To be done: Restate the listing that follows word for word, without its pictures.
* start Task inputs *
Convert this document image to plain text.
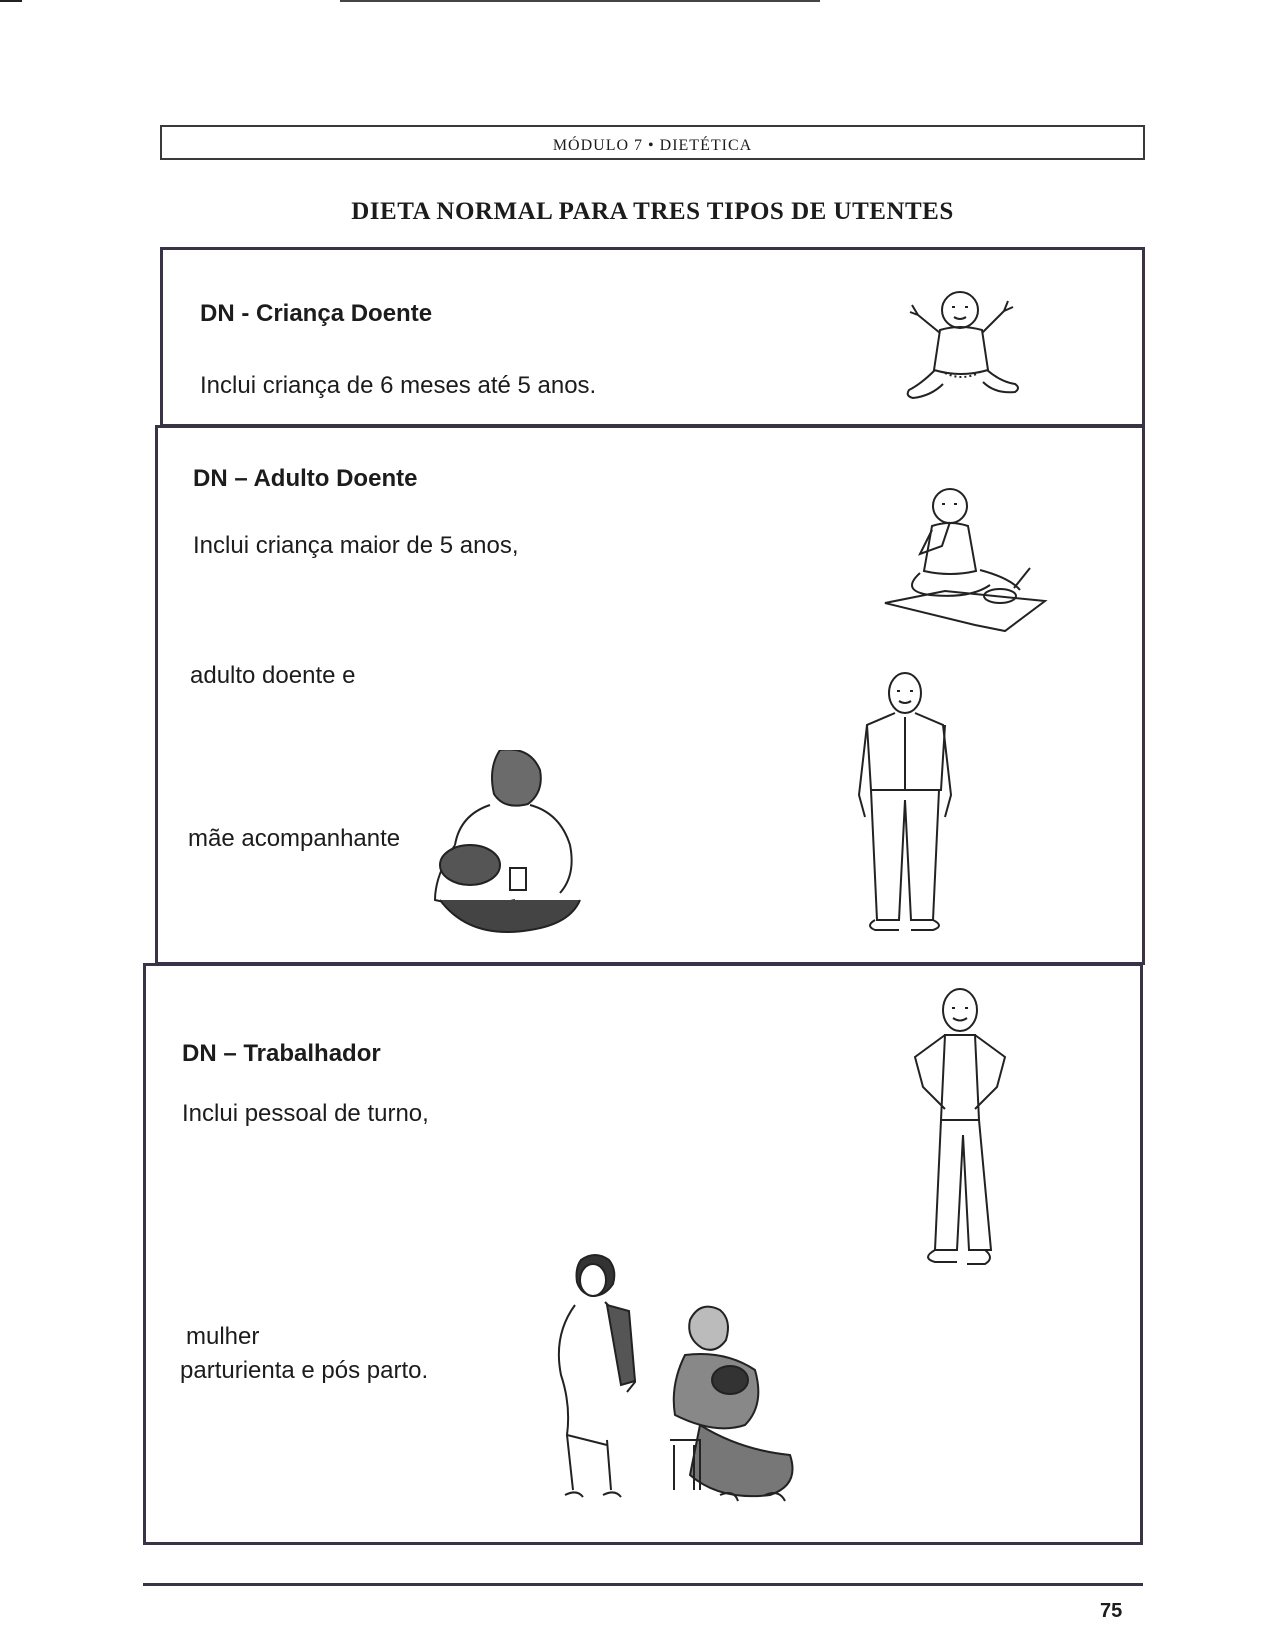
MÓDULO 7 • DIETÉTICA
DIETA NORMAL PARA TRES TIPOS DE UTENTES
DN - Criança Doente
Inclui criança de 6 meses até 5 anos.
DN – Adulto Doente
Inclui criança maior de 5 anos,
adulto doente e
mãe acompanhante
DN – Trabalhador
Inclui pessoal de turno,
mulher
parturienta e pós parto.
75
* end Task inputs *
Task response:
Convert this document image to plain text.
MÓDULO 7 • DIETÉTICA
DIETA NORMAL PARA TRES TIPOS DE UTENTES
DN - Criança Doente
Inclui criança de 6 meses até 5 anos.
DN – Adulto Doente
Inclui criança maior de 5 anos,
adulto doente e
mãe acompanhante
DN – Trabalhador
Inclui pessoal de turno,
mulher
parturienta e pós parto.
75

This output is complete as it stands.